◆ Provided data ◆
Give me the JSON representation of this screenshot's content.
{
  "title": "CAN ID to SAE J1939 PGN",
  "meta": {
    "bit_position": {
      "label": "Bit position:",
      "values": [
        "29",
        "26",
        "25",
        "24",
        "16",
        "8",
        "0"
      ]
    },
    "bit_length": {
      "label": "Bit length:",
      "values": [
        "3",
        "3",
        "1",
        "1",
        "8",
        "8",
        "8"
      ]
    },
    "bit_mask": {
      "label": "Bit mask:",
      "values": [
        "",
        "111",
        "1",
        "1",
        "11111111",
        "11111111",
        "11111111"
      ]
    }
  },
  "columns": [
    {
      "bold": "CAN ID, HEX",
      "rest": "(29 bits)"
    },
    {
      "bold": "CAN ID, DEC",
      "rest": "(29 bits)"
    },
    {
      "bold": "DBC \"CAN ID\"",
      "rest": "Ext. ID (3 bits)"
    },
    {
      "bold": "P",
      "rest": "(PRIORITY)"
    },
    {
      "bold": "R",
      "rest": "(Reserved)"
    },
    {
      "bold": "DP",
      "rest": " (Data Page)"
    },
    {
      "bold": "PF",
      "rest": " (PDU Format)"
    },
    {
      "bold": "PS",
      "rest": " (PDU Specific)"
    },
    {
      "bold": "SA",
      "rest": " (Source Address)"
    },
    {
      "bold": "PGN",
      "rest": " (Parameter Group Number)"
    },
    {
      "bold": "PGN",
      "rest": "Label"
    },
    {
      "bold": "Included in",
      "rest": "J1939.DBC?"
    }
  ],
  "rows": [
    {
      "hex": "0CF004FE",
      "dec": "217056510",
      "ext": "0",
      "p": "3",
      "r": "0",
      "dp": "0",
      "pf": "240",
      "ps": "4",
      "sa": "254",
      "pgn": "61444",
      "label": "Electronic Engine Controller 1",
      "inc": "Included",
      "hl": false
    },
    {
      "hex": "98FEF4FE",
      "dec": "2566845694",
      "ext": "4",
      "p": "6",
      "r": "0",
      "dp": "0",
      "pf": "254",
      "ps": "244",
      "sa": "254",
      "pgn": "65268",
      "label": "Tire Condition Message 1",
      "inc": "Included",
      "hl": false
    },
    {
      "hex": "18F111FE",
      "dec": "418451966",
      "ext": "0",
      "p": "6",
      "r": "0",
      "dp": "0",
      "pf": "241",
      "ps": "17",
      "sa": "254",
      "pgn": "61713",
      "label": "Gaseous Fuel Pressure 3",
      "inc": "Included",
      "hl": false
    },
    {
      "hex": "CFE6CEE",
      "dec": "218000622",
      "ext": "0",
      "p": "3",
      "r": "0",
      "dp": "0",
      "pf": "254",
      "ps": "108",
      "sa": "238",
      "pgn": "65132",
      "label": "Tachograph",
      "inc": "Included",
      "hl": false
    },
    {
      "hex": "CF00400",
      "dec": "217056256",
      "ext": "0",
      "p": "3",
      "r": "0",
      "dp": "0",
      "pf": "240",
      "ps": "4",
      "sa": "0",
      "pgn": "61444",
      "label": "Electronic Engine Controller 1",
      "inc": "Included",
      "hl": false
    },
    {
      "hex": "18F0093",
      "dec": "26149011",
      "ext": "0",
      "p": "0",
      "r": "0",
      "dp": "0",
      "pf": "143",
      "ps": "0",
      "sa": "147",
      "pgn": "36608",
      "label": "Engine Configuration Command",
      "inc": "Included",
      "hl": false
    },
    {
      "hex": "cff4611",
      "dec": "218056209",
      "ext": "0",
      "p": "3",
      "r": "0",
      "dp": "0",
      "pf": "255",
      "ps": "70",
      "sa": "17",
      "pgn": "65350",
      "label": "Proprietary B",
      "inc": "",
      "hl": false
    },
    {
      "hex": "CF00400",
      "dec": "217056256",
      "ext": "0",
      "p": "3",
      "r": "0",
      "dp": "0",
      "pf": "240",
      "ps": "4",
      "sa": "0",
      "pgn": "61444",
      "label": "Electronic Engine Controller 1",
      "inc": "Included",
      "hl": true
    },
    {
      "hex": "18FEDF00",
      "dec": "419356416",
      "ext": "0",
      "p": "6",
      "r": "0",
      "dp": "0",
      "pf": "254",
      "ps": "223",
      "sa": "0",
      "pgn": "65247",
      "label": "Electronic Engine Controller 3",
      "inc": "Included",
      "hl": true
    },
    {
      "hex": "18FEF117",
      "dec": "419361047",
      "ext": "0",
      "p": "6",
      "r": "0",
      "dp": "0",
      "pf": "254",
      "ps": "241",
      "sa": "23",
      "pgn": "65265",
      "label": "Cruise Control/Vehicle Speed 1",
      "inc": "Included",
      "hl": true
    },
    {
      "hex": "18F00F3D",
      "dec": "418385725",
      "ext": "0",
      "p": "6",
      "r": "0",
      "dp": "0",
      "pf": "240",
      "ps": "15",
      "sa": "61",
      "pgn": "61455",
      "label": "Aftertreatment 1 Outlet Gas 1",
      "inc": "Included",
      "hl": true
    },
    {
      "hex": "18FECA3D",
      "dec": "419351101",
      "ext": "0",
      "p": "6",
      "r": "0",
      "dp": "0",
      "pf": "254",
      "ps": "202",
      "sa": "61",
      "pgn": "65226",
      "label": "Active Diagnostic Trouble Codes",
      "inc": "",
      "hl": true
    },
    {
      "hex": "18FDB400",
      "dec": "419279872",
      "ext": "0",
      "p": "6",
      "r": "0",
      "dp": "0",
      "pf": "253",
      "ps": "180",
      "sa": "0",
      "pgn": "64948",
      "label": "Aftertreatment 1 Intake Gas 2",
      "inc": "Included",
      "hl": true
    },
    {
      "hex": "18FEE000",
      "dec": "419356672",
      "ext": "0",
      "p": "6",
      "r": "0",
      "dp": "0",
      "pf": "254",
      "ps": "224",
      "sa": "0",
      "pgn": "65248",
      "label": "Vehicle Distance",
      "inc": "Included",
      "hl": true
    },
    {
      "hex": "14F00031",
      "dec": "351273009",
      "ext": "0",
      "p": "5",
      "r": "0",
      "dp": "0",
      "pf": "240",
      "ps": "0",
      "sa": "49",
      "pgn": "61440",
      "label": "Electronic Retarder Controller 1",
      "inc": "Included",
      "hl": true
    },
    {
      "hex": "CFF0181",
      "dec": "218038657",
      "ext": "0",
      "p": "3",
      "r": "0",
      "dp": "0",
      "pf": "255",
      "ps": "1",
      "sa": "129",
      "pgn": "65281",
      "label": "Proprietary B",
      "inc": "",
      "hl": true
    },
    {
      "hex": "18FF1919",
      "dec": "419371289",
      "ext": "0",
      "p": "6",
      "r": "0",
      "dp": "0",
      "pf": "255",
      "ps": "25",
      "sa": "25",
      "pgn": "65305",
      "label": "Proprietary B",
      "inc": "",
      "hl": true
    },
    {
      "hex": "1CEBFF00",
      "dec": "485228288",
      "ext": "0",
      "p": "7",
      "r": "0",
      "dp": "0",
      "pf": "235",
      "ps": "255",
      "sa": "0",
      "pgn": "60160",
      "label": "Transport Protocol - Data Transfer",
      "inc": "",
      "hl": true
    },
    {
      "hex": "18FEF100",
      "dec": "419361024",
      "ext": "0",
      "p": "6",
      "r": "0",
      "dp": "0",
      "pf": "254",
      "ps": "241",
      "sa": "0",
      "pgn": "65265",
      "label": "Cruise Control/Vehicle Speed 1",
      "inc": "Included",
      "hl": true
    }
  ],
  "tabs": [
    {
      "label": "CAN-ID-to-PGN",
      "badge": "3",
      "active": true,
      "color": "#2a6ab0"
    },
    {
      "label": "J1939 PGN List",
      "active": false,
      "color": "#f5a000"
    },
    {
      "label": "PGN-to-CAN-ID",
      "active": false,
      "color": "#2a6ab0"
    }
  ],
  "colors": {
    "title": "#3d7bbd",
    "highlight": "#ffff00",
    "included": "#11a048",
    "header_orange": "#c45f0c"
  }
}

◆ What is required ◆
Look over the material above and show each line where "title" appears.

◆ In response ◆
  "title": "CAN ID to SAE J1939 PGN",
    "title": "#3d7bbd",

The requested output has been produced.